— Begin Excerpted records —

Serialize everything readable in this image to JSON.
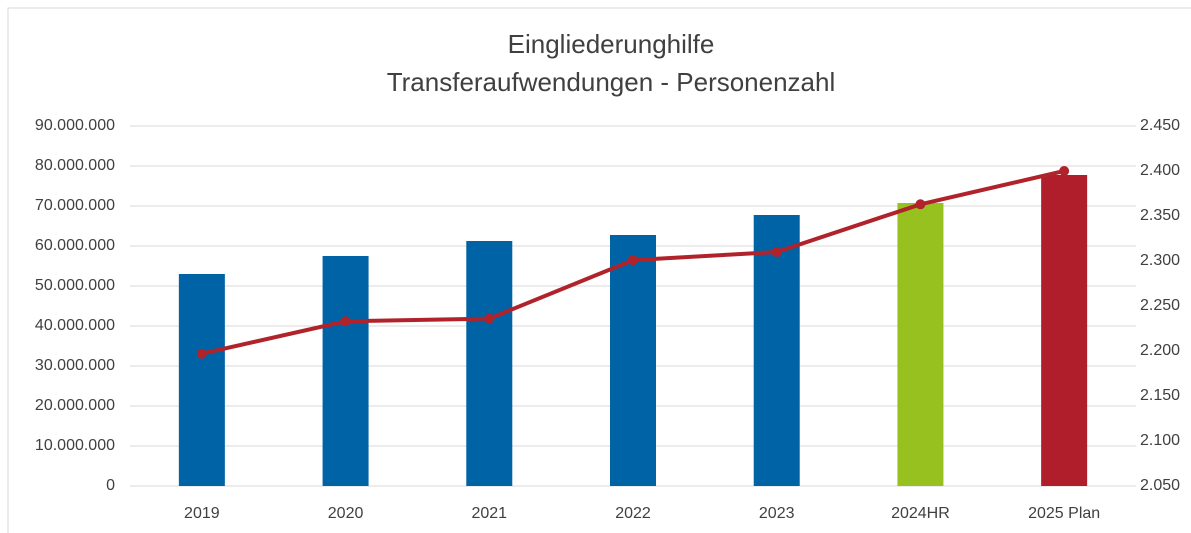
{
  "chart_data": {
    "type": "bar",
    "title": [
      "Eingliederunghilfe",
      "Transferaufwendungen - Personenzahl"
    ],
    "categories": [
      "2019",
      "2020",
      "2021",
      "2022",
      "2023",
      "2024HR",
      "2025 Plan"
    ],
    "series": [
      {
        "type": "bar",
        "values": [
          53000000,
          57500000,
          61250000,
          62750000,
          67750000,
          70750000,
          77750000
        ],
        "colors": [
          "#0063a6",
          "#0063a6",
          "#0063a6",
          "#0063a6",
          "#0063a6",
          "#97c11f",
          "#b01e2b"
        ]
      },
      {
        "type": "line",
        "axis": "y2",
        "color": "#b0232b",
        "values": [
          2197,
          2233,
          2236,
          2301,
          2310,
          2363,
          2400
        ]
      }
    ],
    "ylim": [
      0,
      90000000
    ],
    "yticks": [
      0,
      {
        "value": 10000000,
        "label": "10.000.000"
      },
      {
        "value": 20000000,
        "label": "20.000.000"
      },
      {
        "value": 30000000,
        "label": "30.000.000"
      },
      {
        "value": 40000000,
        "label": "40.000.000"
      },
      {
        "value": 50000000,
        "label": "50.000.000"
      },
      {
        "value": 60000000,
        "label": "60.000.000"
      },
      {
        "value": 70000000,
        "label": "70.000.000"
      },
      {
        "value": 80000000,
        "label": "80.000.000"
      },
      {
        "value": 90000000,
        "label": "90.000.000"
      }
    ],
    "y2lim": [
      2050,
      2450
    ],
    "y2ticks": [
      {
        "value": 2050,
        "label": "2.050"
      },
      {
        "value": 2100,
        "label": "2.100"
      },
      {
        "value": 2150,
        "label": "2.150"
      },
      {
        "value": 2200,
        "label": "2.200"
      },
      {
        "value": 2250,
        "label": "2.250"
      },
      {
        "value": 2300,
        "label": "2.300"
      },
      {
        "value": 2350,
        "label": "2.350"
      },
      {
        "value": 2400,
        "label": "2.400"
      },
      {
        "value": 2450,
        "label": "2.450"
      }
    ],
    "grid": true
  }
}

— End Excerpted records —

Written problem
Write out the entries again, exactly as given, skipping any images.

Answer to the problem
Serialize everything readable in this image to JSON.
{
  "chart_data": {
    "type": "bar",
    "title": [
      "Eingliederunghilfe",
      "Transferaufwendungen - Personenzahl"
    ],
    "categories": [
      "2019",
      "2020",
      "2021",
      "2022",
      "2023",
      "2024HR",
      "2025 Plan"
    ],
    "series": [
      {
        "type": "bar",
        "values": [
          53000000,
          57500000,
          61250000,
          62750000,
          67750000,
          70750000,
          77750000
        ],
        "colors": [
          "#0063a6",
          "#0063a6",
          "#0063a6",
          "#0063a6",
          "#0063a6",
          "#97c11f",
          "#b01e2b"
        ]
      },
      {
        "type": "line",
        "axis": "y2",
        "color": "#b0232b",
        "values": [
          2197,
          2233,
          2236,
          2301,
          2310,
          2363,
          2400
        ]
      }
    ],
    "ylim": [
      0,
      90000000
    ],
    "yticks": [
      0,
      {
        "value": 10000000,
        "label": "10.000.000"
      },
      {
        "value": 20000000,
        "label": "20.000.000"
      },
      {
        "value": 30000000,
        "label": "30.000.000"
      },
      {
        "value": 40000000,
        "label": "40.000.000"
      },
      {
        "value": 50000000,
        "label": "50.000.000"
      },
      {
        "value": 60000000,
        "label": "60.000.000"
      },
      {
        "value": 70000000,
        "label": "70.000.000"
      },
      {
        "value": 80000000,
        "label": "80.000.000"
      },
      {
        "value": 90000000,
        "label": "90.000.000"
      }
    ],
    "y2lim": [
      2050,
      2450
    ],
    "y2ticks": [
      {
        "value": 2050,
        "label": "2.050"
      },
      {
        "value": 2100,
        "label": "2.100"
      },
      {
        "value": 2150,
        "label": "2.150"
      },
      {
        "value": 2200,
        "label": "2.200"
      },
      {
        "value": 2250,
        "label": "2.250"
      },
      {
        "value": 2300,
        "label": "2.300"
      },
      {
        "value": 2350,
        "label": "2.350"
      },
      {
        "value": 2400,
        "label": "2.400"
      },
      {
        "value": 2450,
        "label": "2.450"
      }
    ],
    "grid": true
  }
}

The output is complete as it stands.